━━ Input for this task ━━

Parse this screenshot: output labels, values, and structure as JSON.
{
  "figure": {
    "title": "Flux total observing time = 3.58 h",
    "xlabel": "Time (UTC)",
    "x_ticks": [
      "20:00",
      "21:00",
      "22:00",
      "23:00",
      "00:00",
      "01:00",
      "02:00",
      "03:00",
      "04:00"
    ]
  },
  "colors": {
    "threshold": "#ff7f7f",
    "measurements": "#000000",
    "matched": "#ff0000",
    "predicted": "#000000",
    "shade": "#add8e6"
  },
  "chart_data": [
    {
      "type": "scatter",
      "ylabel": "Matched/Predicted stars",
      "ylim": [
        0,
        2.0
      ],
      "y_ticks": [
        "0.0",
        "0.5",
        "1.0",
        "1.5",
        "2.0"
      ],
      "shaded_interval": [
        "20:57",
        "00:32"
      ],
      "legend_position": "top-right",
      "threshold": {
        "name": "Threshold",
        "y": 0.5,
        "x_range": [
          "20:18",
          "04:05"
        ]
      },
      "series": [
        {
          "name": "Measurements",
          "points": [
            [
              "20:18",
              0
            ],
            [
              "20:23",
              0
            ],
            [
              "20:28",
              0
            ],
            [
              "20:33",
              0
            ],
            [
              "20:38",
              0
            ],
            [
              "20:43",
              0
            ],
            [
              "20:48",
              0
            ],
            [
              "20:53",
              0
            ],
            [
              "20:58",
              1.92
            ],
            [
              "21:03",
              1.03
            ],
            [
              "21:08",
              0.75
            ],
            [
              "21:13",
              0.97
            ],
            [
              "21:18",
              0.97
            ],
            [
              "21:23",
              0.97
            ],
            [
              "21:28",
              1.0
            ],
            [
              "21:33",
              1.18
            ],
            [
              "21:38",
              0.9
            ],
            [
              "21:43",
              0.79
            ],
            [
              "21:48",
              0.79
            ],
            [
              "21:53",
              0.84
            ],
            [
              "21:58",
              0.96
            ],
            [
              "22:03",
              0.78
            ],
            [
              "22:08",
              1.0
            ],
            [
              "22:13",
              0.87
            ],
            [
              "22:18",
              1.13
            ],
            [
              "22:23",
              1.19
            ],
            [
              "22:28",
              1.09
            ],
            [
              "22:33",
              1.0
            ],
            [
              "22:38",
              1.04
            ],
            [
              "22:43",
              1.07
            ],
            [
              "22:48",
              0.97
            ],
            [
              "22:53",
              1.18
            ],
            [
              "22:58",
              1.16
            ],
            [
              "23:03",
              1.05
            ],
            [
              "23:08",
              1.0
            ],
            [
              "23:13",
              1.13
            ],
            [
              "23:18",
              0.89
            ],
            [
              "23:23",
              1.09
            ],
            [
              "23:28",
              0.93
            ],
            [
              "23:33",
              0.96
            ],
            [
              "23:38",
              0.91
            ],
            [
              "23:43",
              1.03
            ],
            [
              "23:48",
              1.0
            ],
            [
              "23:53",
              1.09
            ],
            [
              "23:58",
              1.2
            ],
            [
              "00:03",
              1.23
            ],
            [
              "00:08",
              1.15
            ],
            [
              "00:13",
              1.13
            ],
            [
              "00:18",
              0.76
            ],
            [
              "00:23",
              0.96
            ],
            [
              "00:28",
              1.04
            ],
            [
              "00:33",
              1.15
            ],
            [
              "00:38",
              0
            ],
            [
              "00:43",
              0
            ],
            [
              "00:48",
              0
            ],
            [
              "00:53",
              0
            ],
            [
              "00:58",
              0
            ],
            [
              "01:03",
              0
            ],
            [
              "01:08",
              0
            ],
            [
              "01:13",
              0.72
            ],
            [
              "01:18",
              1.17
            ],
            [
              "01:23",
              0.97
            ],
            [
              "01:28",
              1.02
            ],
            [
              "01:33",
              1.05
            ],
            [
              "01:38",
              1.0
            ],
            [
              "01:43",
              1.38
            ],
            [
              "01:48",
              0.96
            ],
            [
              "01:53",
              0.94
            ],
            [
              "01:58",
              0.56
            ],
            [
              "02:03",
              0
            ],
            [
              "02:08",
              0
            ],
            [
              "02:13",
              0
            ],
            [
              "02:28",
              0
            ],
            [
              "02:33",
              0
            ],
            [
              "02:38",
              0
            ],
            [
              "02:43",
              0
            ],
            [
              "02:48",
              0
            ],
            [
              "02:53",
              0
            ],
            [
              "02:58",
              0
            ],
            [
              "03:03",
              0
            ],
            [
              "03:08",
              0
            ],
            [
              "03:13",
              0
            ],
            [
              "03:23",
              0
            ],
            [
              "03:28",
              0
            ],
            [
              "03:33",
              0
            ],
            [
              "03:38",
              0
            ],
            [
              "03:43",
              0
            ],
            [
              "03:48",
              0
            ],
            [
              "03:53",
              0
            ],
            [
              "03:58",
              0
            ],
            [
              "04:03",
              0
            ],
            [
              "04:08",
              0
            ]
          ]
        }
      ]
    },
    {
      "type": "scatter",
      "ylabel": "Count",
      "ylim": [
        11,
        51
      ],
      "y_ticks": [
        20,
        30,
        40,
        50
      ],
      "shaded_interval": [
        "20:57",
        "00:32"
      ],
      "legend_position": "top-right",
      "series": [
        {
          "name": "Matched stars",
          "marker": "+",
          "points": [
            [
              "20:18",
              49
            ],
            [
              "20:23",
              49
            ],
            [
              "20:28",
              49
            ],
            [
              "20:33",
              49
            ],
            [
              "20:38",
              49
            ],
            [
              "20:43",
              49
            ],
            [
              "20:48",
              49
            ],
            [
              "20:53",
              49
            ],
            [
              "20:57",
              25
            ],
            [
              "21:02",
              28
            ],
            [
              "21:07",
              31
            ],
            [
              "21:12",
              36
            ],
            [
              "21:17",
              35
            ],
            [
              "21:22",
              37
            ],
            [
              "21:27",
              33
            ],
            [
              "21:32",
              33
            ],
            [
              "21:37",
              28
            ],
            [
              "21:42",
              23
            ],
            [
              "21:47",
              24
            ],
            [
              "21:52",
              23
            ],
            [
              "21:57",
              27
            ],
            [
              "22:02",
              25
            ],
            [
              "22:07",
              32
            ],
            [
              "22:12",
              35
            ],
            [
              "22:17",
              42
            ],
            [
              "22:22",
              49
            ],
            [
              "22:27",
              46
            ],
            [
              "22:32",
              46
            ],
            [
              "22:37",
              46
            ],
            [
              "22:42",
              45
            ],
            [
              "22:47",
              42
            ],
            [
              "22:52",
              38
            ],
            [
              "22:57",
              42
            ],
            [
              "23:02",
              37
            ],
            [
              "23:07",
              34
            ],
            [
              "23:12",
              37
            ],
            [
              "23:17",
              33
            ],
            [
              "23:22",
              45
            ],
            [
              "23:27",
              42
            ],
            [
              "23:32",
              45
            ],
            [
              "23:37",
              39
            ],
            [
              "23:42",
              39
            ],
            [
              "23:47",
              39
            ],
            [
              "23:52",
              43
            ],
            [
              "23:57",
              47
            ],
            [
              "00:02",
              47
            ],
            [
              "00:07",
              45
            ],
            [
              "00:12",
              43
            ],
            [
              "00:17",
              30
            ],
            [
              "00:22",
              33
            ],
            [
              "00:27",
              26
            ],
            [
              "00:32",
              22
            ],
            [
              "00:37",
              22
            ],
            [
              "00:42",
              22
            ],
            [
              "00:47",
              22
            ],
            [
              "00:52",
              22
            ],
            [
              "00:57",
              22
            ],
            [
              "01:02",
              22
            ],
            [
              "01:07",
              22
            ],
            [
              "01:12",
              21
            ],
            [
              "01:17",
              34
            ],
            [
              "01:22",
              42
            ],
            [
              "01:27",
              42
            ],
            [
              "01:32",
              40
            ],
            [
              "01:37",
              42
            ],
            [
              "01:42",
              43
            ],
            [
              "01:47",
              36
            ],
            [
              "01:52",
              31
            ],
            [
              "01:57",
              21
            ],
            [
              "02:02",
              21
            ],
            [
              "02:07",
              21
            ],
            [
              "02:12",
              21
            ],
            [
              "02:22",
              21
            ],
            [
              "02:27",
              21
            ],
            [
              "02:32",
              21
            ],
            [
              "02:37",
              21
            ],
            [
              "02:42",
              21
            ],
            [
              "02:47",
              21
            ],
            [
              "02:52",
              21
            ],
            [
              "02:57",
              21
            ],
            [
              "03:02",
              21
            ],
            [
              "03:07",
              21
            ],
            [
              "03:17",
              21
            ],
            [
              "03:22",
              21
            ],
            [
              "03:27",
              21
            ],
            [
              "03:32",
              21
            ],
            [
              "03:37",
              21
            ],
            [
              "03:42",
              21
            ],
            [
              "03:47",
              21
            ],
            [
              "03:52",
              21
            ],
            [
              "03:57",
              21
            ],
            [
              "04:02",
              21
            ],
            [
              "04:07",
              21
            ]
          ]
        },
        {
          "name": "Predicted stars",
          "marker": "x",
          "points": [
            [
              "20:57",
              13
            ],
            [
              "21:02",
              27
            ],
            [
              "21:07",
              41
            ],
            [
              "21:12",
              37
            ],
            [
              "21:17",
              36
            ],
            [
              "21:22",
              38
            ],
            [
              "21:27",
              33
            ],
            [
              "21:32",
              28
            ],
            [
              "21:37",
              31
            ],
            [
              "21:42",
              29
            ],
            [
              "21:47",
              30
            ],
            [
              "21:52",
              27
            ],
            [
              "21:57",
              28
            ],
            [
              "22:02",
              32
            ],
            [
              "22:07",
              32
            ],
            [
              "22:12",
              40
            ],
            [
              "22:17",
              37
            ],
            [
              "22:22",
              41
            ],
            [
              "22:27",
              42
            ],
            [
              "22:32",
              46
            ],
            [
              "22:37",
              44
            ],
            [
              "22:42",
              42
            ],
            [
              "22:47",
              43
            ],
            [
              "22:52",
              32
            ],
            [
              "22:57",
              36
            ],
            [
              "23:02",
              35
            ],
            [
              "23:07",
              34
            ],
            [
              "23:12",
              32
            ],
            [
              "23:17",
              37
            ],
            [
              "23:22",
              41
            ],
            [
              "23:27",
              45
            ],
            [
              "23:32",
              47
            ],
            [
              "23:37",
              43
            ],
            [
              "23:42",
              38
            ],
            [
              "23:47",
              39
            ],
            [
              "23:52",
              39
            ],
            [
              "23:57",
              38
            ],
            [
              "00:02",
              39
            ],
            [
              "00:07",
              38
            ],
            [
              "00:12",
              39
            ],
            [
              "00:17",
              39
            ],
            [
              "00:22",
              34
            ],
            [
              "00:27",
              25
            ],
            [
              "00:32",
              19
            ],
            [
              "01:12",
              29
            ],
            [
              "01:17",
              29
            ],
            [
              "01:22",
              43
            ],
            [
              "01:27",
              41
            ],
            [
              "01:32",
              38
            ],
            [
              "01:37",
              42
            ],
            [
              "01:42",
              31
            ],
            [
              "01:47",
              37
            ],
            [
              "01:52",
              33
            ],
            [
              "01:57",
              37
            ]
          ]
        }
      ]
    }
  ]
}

━━━

Return all the lines that contain the string "ylabel".

      "ylabel": "Matched/Predicted stars",
      "ylabel": "Count",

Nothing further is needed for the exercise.